What the task asks
A verbatim repeat of the records beneath this line is needed.

Data under study
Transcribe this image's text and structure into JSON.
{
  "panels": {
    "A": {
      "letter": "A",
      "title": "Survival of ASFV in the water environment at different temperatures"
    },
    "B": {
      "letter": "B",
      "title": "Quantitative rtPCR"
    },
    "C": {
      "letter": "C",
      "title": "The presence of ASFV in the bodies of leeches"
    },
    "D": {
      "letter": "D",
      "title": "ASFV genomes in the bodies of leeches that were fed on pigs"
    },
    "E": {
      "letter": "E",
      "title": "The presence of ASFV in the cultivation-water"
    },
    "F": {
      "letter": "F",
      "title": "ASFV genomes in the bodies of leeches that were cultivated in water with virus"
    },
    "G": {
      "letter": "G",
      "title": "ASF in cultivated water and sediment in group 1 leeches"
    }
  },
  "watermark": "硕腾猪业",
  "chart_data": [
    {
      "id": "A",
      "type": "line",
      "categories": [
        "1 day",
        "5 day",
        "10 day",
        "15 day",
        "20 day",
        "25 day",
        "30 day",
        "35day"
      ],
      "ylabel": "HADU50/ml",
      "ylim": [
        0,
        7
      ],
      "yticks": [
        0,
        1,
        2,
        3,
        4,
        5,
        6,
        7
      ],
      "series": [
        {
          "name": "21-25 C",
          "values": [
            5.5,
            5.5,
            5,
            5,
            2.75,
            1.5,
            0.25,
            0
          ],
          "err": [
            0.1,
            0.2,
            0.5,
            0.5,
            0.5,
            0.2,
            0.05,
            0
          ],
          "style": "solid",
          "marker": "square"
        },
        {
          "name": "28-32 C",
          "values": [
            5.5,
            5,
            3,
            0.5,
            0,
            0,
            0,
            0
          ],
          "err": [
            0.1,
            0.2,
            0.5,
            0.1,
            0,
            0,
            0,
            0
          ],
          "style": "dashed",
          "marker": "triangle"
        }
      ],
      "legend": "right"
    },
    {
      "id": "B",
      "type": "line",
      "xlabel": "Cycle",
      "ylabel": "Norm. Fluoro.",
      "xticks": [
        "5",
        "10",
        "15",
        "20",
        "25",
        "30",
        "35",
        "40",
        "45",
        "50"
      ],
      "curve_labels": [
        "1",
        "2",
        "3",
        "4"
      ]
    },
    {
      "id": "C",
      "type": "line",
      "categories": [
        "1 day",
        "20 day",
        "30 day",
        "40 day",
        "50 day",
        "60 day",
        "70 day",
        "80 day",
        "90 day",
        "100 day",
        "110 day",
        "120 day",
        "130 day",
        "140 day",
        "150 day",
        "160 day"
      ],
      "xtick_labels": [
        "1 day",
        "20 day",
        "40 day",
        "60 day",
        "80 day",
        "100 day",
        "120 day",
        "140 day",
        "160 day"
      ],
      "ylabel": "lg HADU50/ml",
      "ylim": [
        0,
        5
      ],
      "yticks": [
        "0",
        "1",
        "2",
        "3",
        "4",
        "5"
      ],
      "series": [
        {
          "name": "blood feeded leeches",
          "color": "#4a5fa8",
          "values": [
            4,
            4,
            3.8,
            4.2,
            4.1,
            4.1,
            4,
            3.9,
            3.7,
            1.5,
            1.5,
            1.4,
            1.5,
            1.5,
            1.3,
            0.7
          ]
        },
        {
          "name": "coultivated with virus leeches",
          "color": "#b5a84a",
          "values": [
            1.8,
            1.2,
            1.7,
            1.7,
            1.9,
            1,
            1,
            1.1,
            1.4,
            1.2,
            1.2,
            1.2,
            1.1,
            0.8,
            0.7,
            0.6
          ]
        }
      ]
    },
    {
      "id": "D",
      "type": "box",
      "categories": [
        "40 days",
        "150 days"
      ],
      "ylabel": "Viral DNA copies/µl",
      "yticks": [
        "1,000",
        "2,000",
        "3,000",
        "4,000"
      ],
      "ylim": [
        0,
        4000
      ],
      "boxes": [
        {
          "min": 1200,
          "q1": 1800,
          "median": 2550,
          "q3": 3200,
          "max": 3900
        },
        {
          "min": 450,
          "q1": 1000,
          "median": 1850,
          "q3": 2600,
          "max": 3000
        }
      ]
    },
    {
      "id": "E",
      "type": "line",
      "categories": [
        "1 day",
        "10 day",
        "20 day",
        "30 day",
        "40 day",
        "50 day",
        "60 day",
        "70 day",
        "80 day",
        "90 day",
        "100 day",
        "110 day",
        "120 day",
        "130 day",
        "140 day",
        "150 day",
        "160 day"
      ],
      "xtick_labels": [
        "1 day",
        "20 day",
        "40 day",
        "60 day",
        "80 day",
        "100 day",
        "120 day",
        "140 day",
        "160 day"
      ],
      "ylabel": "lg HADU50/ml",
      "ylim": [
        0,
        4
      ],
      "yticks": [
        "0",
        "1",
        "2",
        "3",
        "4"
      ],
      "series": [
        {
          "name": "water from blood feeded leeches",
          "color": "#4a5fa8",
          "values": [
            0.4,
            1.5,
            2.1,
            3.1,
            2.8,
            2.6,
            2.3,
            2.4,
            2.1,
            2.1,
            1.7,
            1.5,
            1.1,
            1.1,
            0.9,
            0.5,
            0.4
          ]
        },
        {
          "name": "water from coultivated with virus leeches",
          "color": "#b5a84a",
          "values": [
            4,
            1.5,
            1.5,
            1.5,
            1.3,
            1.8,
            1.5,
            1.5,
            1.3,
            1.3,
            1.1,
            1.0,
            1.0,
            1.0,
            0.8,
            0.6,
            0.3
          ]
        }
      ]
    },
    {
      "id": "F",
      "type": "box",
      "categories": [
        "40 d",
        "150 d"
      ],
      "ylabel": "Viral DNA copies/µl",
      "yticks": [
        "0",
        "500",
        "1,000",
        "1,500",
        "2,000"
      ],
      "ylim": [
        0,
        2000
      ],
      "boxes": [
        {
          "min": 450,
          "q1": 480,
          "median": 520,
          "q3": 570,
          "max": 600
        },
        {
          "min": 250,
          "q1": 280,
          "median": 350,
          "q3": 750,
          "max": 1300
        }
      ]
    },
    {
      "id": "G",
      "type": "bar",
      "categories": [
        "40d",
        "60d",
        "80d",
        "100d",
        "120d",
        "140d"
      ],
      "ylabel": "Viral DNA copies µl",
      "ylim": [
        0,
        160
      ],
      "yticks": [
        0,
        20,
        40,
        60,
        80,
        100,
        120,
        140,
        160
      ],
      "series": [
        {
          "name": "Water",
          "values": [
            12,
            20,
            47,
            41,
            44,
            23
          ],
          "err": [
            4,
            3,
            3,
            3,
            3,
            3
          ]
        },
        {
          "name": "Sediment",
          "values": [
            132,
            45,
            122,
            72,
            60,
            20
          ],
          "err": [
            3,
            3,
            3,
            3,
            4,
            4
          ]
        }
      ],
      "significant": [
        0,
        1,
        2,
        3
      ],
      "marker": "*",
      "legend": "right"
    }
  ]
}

Task answer
Transcribe this image's text and structure into JSON.
{
  "panels": {
    "A": {
      "letter": "A",
      "title": "Survival of ASFV in the water environment at different temperatures"
    },
    "B": {
      "letter": "B",
      "title": "Quantitative rtPCR"
    },
    "C": {
      "letter": "C",
      "title": "The presence of ASFV in the bodies of leeches"
    },
    "D": {
      "letter": "D",
      "title": "ASFV genomes in the bodies of leeches that were fed on pigs"
    },
    "E": {
      "letter": "E",
      "title": "The presence of ASFV in the cultivation-water"
    },
    "F": {
      "letter": "F",
      "title": "ASFV genomes in the bodies of leeches that were cultivated in water with virus"
    },
    "G": {
      "letter": "G",
      "title": "ASF in cultivated water and sediment in group 1 leeches"
    }
  },
  "watermark": "硕腾猪业",
  "chart_data": [
    {
      "id": "A",
      "type": "line",
      "categories": [
        "1 day",
        "5 day",
        "10 day",
        "15 day",
        "20 day",
        "25 day",
        "30 day",
        "35day"
      ],
      "ylabel": "HADU50/ml",
      "ylim": [
        0,
        7
      ],
      "yticks": [
        0,
        1,
        2,
        3,
        4,
        5,
        6,
        7
      ],
      "series": [
        {
          "name": "21-25 C",
          "values": [
            5.5,
            5.5,
            5,
            5,
            2.75,
            1.5,
            0.25,
            0
          ],
          "err": [
            0.1,
            0.2,
            0.5,
            0.5,
            0.5,
            0.2,
            0.05,
            0
          ],
          "style": "solid",
          "marker": "square"
        },
        {
          "name": "28-32 C",
          "values": [
            5.5,
            5,
            3,
            0.5,
            0,
            0,
            0,
            0
          ],
          "err": [
            0.1,
            0.2,
            0.5,
            0.1,
            0,
            0,
            0,
            0
          ],
          "style": "dashed",
          "marker": "triangle"
        }
      ],
      "legend": "right"
    },
    {
      "id": "B",
      "type": "line",
      "xlabel": "Cycle",
      "ylabel": "Norm. Fluoro.",
      "xticks": [
        "5",
        "10",
        "15",
        "20",
        "25",
        "30",
        "35",
        "40",
        "45",
        "50"
      ],
      "curve_labels": [
        "1",
        "2",
        "3",
        "4"
      ]
    },
    {
      "id": "C",
      "type": "line",
      "categories": [
        "1 day",
        "20 day",
        "30 day",
        "40 day",
        "50 day",
        "60 day",
        "70 day",
        "80 day",
        "90 day",
        "100 day",
        "110 day",
        "120 day",
        "130 day",
        "140 day",
        "150 day",
        "160 day"
      ],
      "xtick_labels": [
        "1 day",
        "20 day",
        "40 day",
        "60 day",
        "80 day",
        "100 day",
        "120 day",
        "140 day",
        "160 day"
      ],
      "ylabel": "lg HADU50/ml",
      "ylim": [
        0,
        5
      ],
      "yticks": [
        "0",
        "1",
        "2",
        "3",
        "4",
        "5"
      ],
      "series": [
        {
          "name": "blood feeded leeches",
          "color": "#4a5fa8",
          "values": [
            4,
            4,
            3.8,
            4.2,
            4.1,
            4.1,
            4,
            3.9,
            3.7,
            1.5,
            1.5,
            1.4,
            1.5,
            1.5,
            1.3,
            0.7
          ]
        },
        {
          "name": "coultivated with virus leeches",
          "color": "#b5a84a",
          "values": [
            1.8,
            1.2,
            1.7,
            1.7,
            1.9,
            1,
            1,
            1.1,
            1.4,
            1.2,
            1.2,
            1.2,
            1.1,
            0.8,
            0.7,
            0.6
          ]
        }
      ]
    },
    {
      "id": "D",
      "type": "box",
      "categories": [
        "40 days",
        "150 days"
      ],
      "ylabel": "Viral DNA copies/µl",
      "yticks": [
        "1,000",
        "2,000",
        "3,000",
        "4,000"
      ],
      "ylim": [
        0,
        4000
      ],
      "boxes": [
        {
          "min": 1200,
          "q1": 1800,
          "median": 2550,
          "q3": 3200,
          "max": 3900
        },
        {
          "min": 450,
          "q1": 1000,
          "median": 1850,
          "q3": 2600,
          "max": 3000
        }
      ]
    },
    {
      "id": "E",
      "type": "line",
      "categories": [
        "1 day",
        "10 day",
        "20 day",
        "30 day",
        "40 day",
        "50 day",
        "60 day",
        "70 day",
        "80 day",
        "90 day",
        "100 day",
        "110 day",
        "120 day",
        "130 day",
        "140 day",
        "150 day",
        "160 day"
      ],
      "xtick_labels": [
        "1 day",
        "20 day",
        "40 day",
        "60 day",
        "80 day",
        "100 day",
        "120 day",
        "140 day",
        "160 day"
      ],
      "ylabel": "lg HADU50/ml",
      "ylim": [
        0,
        4
      ],
      "yticks": [
        "0",
        "1",
        "2",
        "3",
        "4"
      ],
      "series": [
        {
          "name": "water from blood feeded leeches",
          "color": "#4a5fa8",
          "values": [
            0.4,
            1.5,
            2.1,
            3.1,
            2.8,
            2.6,
            2.3,
            2.4,
            2.1,
            2.1,
            1.7,
            1.5,
            1.1,
            1.1,
            0.9,
            0.5,
            0.4
          ]
        },
        {
          "name": "water from coultivated with virus leeches",
          "color": "#b5a84a",
          "values": [
            4,
            1.5,
            1.5,
            1.5,
            1.3,
            1.8,
            1.5,
            1.5,
            1.3,
            1.3,
            1.1,
            1.0,
            1.0,
            1.0,
            0.8,
            0.6,
            0.3
          ]
        }
      ]
    },
    {
      "id": "F",
      "type": "box",
      "categories": [
        "40 d",
        "150 d"
      ],
      "ylabel": "Viral DNA copies/µl",
      "yticks": [
        "0",
        "500",
        "1,000",
        "1,500",
        "2,000"
      ],
      "ylim": [
        0,
        2000
      ],
      "boxes": [
        {
          "min": 450,
          "q1": 480,
          "median": 520,
          "q3": 570,
          "max": 600
        },
        {
          "min": 250,
          "q1": 280,
          "median": 350,
          "q3": 750,
          "max": 1300
        }
      ]
    },
    {
      "id": "G",
      "type": "bar",
      "categories": [
        "40d",
        "60d",
        "80d",
        "100d",
        "120d",
        "140d"
      ],
      "ylabel": "Viral DNA copies µl",
      "ylim": [
        0,
        160
      ],
      "yticks": [
        0,
        20,
        40,
        60,
        80,
        100,
        120,
        140,
        160
      ],
      "series": [
        {
          "name": "Water",
          "values": [
            12,
            20,
            47,
            41,
            44,
            23
          ],
          "err": [
            4,
            3,
            3,
            3,
            3,
            3
          ]
        },
        {
          "name": "Sediment",
          "values": [
            132,
            45,
            122,
            72,
            60,
            20
          ],
          "err": [
            3,
            3,
            3,
            3,
            4,
            4
          ]
        }
      ],
      "significant": [
        0,
        1,
        2,
        3
      ],
      "marker": "*",
      "legend": "right"
    }
  ]
}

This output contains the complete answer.